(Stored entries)
_ _ _

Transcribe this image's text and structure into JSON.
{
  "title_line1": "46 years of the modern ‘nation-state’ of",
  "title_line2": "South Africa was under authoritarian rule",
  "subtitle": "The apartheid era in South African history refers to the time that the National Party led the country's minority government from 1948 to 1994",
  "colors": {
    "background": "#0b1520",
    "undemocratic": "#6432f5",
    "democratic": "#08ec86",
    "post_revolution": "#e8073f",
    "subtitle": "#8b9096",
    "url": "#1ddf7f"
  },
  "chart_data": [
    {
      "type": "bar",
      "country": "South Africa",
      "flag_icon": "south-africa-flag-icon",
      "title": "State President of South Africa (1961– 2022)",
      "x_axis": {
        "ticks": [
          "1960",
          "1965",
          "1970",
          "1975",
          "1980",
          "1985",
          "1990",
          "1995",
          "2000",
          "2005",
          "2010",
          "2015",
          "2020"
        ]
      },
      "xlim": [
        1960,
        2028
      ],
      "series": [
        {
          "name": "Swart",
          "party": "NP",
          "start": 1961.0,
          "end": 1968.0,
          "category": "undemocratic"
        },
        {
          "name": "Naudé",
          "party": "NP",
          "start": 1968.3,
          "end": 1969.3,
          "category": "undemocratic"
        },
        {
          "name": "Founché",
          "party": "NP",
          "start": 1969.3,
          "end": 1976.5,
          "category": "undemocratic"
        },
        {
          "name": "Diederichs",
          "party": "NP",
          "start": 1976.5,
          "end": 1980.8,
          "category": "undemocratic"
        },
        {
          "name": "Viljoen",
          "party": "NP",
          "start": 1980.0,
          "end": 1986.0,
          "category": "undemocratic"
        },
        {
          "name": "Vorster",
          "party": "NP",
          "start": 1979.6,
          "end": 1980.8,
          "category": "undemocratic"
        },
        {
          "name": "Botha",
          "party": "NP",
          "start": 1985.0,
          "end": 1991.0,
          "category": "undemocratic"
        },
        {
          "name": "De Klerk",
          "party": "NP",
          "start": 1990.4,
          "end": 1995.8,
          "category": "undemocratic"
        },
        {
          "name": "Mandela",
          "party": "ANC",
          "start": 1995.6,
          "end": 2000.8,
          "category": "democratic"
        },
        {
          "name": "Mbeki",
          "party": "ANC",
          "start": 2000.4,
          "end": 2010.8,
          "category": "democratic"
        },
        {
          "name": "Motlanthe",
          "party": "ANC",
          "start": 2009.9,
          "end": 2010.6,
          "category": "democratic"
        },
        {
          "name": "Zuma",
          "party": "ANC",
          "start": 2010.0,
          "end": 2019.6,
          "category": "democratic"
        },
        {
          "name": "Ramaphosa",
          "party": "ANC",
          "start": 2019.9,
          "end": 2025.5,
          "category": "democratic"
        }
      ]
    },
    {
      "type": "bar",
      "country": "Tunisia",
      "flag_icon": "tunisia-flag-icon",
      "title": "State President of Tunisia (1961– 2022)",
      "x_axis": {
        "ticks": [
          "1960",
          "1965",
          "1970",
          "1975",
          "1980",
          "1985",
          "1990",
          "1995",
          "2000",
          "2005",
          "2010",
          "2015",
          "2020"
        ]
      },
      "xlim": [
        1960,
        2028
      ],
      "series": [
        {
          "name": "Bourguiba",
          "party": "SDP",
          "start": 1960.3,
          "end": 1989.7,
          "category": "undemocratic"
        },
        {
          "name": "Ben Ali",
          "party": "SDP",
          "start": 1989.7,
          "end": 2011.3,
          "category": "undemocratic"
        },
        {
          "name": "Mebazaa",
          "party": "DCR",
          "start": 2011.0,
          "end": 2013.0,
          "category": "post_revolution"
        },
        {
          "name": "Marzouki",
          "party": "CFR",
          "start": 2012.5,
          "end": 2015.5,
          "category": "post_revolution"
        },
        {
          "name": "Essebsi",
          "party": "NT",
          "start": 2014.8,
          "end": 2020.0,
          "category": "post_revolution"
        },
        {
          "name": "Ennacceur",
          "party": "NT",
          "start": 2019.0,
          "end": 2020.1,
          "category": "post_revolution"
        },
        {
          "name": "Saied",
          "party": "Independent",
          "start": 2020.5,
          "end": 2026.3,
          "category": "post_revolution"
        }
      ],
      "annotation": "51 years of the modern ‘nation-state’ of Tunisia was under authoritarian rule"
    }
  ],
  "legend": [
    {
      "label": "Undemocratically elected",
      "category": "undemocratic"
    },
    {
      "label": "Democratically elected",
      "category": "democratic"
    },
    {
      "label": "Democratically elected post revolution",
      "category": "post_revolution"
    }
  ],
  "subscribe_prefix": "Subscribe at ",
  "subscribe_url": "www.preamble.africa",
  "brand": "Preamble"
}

_ _ _

Faithfully reproduce all of the records, character for character.

[Complete response]
Transcribe this image's text and structure into JSON.
{
  "title_line1": "46 years of the modern ‘nation-state’ of",
  "title_line2": "South Africa was under authoritarian rule",
  "subtitle": "The apartheid era in South African history refers to the time that the National Party led the country's minority government from 1948 to 1994",
  "colors": {
    "background": "#0b1520",
    "undemocratic": "#6432f5",
    "democratic": "#08ec86",
    "post_revolution": "#e8073f",
    "subtitle": "#8b9096",
    "url": "#1ddf7f"
  },
  "chart_data": [
    {
      "type": "bar",
      "country": "South Africa",
      "flag_icon": "south-africa-flag-icon",
      "title": "State President of South Africa (1961– 2022)",
      "x_axis": {
        "ticks": [
          "1960",
          "1965",
          "1970",
          "1975",
          "1980",
          "1985",
          "1990",
          "1995",
          "2000",
          "2005",
          "2010",
          "2015",
          "2020"
        ]
      },
      "xlim": [
        1960,
        2028
      ],
      "series": [
        {
          "name": "Swart",
          "party": "NP",
          "start": 1961.0,
          "end": 1968.0,
          "category": "undemocratic"
        },
        {
          "name": "Naudé",
          "party": "NP",
          "start": 1968.3,
          "end": 1969.3,
          "category": "undemocratic"
        },
        {
          "name": "Founché",
          "party": "NP",
          "start": 1969.3,
          "end": 1976.5,
          "category": "undemocratic"
        },
        {
          "name": "Diederichs",
          "party": "NP",
          "start": 1976.5,
          "end": 1980.8,
          "category": "undemocratic"
        },
        {
          "name": "Viljoen",
          "party": "NP",
          "start": 1980.0,
          "end": 1986.0,
          "category": "undemocratic"
        },
        {
          "name": "Vorster",
          "party": "NP",
          "start": 1979.6,
          "end": 1980.8,
          "category": "undemocratic"
        },
        {
          "name": "Botha",
          "party": "NP",
          "start": 1985.0,
          "end": 1991.0,
          "category": "undemocratic"
        },
        {
          "name": "De Klerk",
          "party": "NP",
          "start": 1990.4,
          "end": 1995.8,
          "category": "undemocratic"
        },
        {
          "name": "Mandela",
          "party": "ANC",
          "start": 1995.6,
          "end": 2000.8,
          "category": "democratic"
        },
        {
          "name": "Mbeki",
          "party": "ANC",
          "start": 2000.4,
          "end": 2010.8,
          "category": "democratic"
        },
        {
          "name": "Motlanthe",
          "party": "ANC",
          "start": 2009.9,
          "end": 2010.6,
          "category": "democratic"
        },
        {
          "name": "Zuma",
          "party": "ANC",
          "start": 2010.0,
          "end": 2019.6,
          "category": "democratic"
        },
        {
          "name": "Ramaphosa",
          "party": "ANC",
          "start": 2019.9,
          "end": 2025.5,
          "category": "democratic"
        }
      ]
    },
    {
      "type": "bar",
      "country": "Tunisia",
      "flag_icon": "tunisia-flag-icon",
      "title": "State President of Tunisia (1961– 2022)",
      "x_axis": {
        "ticks": [
          "1960",
          "1965",
          "1970",
          "1975",
          "1980",
          "1985",
          "1990",
          "1995",
          "2000",
          "2005",
          "2010",
          "2015",
          "2020"
        ]
      },
      "xlim": [
        1960,
        2028
      ],
      "series": [
        {
          "name": "Bourguiba",
          "party": "SDP",
          "start": 1960.3,
          "end": 1989.7,
          "category": "undemocratic"
        },
        {
          "name": "Ben Ali",
          "party": "SDP",
          "start": 1989.7,
          "end": 2011.3,
          "category": "undemocratic"
        },
        {
          "name": "Mebazaa",
          "party": "DCR",
          "start": 2011.0,
          "end": 2013.0,
          "category": "post_revolution"
        },
        {
          "name": "Marzouki",
          "party": "CFR",
          "start": 2012.5,
          "end": 2015.5,
          "category": "post_revolution"
        },
        {
          "name": "Essebsi",
          "party": "NT",
          "start": 2014.8,
          "end": 2020.0,
          "category": "post_revolution"
        },
        {
          "name": "Ennacceur",
          "party": "NT",
          "start": 2019.0,
          "end": 2020.1,
          "category": "post_revolution"
        },
        {
          "name": "Saied",
          "party": "Independent",
          "start": 2020.5,
          "end": 2026.3,
          "category": "post_revolution"
        }
      ],
      "annotation": "51 years of the modern ‘nation-state’ of Tunisia was under authoritarian rule"
    }
  ],
  "legend": [
    {
      "label": "Undemocratically elected",
      "category": "undemocratic"
    },
    {
      "label": "Democratically elected",
      "category": "democratic"
    },
    {
      "label": "Democratically elected post revolution",
      "category": "post_revolution"
    }
  ],
  "subscribe_prefix": "Subscribe at ",
  "subscribe_url": "www.preamble.africa",
  "brand": "Preamble"
}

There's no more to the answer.